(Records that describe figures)
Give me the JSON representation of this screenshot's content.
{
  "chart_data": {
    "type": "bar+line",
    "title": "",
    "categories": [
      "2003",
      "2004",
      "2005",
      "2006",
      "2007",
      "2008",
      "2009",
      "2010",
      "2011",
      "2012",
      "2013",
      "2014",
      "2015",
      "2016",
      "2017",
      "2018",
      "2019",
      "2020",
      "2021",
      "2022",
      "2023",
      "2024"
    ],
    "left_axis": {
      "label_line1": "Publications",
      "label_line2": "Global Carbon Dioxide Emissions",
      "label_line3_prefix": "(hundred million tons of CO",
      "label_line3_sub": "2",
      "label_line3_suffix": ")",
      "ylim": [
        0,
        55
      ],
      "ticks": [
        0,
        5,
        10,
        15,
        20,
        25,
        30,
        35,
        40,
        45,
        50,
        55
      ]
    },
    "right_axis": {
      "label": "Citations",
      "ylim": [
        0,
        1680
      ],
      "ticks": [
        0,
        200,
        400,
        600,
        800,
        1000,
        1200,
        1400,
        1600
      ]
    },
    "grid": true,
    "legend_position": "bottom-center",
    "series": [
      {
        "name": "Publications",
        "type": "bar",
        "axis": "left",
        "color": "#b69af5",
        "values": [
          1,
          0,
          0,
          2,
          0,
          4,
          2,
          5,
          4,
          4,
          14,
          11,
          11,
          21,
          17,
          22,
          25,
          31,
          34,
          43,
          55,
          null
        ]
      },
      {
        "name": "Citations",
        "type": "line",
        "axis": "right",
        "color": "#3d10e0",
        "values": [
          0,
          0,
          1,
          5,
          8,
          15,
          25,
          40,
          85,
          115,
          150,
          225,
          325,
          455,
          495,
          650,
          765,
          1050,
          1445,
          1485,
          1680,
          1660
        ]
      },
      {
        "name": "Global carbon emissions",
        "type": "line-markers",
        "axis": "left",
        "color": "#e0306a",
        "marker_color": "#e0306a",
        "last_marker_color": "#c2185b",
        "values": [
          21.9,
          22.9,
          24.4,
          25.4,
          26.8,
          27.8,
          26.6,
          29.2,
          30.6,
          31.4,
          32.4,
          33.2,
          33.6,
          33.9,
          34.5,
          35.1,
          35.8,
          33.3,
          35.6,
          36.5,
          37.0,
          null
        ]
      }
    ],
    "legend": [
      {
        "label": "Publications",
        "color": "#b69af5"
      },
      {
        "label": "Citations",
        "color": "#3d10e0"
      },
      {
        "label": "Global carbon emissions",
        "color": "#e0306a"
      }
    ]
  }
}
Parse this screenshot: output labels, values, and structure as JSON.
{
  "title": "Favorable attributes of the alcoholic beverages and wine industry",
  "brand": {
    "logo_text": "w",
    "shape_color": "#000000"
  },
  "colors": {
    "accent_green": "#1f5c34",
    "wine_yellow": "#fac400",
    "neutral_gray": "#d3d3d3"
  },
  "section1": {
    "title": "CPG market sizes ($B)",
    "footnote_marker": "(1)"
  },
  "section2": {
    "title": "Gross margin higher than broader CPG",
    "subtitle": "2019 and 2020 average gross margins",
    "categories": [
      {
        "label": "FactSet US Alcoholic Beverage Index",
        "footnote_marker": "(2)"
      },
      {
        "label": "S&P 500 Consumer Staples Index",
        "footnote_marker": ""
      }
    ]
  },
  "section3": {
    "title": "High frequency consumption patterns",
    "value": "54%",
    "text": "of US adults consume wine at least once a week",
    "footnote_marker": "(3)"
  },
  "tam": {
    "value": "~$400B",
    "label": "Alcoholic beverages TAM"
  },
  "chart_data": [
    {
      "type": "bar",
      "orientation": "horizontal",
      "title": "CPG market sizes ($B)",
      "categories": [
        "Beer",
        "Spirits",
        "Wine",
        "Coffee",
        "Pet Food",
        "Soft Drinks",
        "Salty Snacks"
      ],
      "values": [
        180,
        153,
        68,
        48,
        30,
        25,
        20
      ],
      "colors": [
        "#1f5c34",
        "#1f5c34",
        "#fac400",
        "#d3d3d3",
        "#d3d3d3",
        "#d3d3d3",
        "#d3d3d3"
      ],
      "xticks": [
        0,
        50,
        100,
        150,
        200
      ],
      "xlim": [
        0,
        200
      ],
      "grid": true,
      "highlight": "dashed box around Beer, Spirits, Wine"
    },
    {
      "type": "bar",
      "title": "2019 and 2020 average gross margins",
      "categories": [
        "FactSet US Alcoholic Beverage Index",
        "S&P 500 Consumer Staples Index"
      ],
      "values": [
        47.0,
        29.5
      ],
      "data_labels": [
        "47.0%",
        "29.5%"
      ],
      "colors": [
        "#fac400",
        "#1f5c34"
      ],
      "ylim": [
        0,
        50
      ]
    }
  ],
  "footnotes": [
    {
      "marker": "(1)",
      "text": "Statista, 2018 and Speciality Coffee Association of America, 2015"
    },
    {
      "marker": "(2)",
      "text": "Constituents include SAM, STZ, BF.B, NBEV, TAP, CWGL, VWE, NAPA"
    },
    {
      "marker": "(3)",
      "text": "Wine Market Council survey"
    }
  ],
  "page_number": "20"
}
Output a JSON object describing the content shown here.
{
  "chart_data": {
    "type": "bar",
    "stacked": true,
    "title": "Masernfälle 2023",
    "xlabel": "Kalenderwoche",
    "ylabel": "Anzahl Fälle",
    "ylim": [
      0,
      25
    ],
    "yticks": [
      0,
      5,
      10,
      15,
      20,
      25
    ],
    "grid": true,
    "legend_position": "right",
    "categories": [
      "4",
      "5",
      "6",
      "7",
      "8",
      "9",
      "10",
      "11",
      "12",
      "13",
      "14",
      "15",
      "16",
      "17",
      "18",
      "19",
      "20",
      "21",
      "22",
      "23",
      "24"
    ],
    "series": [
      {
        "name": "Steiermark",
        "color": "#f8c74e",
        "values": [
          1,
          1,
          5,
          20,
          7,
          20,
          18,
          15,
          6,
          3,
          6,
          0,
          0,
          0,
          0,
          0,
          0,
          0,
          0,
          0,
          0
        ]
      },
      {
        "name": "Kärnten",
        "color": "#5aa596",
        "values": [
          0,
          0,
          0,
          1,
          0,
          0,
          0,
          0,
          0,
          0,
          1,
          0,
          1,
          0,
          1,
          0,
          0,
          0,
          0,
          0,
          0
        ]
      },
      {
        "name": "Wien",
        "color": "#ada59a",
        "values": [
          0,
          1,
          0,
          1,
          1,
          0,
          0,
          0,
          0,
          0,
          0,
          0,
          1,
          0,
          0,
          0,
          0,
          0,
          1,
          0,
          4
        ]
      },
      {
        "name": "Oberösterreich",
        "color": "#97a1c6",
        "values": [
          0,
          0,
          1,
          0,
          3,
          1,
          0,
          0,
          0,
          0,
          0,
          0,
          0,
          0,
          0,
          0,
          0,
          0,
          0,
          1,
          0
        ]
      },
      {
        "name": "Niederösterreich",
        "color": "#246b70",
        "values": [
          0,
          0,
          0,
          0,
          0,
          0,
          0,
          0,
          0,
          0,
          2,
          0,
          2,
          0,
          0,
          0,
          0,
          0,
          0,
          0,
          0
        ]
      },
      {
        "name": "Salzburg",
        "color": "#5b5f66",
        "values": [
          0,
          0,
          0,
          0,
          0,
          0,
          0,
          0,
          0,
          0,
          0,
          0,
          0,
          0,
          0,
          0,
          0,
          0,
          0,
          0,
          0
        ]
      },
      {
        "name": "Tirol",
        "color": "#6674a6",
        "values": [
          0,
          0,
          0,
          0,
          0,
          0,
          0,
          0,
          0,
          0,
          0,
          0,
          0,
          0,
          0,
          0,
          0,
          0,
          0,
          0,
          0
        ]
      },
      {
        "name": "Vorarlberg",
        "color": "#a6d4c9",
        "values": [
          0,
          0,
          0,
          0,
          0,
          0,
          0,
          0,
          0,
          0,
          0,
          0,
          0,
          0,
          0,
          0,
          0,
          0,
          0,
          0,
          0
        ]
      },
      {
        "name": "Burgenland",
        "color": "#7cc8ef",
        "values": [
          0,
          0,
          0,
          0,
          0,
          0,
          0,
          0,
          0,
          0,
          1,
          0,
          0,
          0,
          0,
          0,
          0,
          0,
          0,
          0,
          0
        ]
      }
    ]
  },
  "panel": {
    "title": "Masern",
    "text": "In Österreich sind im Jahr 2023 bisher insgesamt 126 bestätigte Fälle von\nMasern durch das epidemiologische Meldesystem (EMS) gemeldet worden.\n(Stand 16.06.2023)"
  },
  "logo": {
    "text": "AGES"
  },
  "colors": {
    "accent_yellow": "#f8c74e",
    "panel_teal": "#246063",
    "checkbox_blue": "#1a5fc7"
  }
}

# [What you have to do]
Out of the records, collect only those lines that contain the string "this".

# [Full response]
Give me the JSON representation of this screenshot's content.
Parse this screenshot: output labels, values, and structure as JSON.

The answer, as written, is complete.